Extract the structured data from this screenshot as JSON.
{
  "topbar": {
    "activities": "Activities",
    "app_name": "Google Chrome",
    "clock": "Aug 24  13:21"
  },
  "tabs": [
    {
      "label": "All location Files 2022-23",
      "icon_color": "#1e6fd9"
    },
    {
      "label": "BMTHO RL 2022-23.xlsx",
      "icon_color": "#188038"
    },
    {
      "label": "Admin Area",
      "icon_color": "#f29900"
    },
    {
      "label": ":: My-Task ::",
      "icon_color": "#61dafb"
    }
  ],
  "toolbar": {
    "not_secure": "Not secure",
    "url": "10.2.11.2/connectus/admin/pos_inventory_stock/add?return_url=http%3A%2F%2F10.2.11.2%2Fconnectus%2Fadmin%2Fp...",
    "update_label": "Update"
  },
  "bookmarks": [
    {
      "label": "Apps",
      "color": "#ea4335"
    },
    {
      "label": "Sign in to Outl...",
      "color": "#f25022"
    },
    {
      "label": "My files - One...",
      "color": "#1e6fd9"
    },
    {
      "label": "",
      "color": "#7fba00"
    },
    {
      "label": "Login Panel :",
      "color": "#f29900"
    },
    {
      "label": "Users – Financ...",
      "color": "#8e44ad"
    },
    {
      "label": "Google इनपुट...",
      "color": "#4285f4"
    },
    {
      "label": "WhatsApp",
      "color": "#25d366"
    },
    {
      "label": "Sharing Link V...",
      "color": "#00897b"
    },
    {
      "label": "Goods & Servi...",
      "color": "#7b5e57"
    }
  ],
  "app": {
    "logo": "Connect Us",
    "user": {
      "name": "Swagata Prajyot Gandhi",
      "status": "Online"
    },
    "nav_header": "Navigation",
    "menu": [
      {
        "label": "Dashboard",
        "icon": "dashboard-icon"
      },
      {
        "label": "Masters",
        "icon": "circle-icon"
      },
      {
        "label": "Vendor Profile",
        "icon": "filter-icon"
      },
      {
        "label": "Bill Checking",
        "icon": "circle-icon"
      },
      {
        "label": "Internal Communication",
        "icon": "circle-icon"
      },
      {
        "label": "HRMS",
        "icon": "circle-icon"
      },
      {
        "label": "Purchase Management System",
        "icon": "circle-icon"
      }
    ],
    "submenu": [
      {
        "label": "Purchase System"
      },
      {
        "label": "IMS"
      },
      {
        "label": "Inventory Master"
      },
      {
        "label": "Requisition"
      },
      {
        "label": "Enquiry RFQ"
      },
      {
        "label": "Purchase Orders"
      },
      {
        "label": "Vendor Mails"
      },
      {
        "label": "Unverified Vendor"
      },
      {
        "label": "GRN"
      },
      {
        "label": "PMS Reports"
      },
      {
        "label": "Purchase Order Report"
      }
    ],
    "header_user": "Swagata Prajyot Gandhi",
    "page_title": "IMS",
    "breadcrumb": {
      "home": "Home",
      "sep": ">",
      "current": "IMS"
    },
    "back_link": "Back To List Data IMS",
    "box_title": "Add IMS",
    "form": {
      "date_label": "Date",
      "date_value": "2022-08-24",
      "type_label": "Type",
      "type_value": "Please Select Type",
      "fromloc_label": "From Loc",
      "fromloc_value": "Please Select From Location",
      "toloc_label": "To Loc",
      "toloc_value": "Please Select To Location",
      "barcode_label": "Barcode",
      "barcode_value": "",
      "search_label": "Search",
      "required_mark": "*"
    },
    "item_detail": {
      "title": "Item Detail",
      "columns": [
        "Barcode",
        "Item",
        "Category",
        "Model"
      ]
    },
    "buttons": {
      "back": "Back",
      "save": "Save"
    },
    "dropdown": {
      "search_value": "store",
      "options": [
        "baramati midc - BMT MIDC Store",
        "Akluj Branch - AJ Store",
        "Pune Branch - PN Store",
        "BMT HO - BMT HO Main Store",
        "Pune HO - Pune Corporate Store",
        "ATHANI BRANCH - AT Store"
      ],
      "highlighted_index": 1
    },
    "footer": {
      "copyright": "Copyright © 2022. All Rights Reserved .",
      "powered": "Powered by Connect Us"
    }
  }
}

> Work to be completed:
Look through the entries and return every line where "Pune" appears.

> Reply:
        "Pune Branch - PN Store",
        "Pune HO - Pune Corporate Store",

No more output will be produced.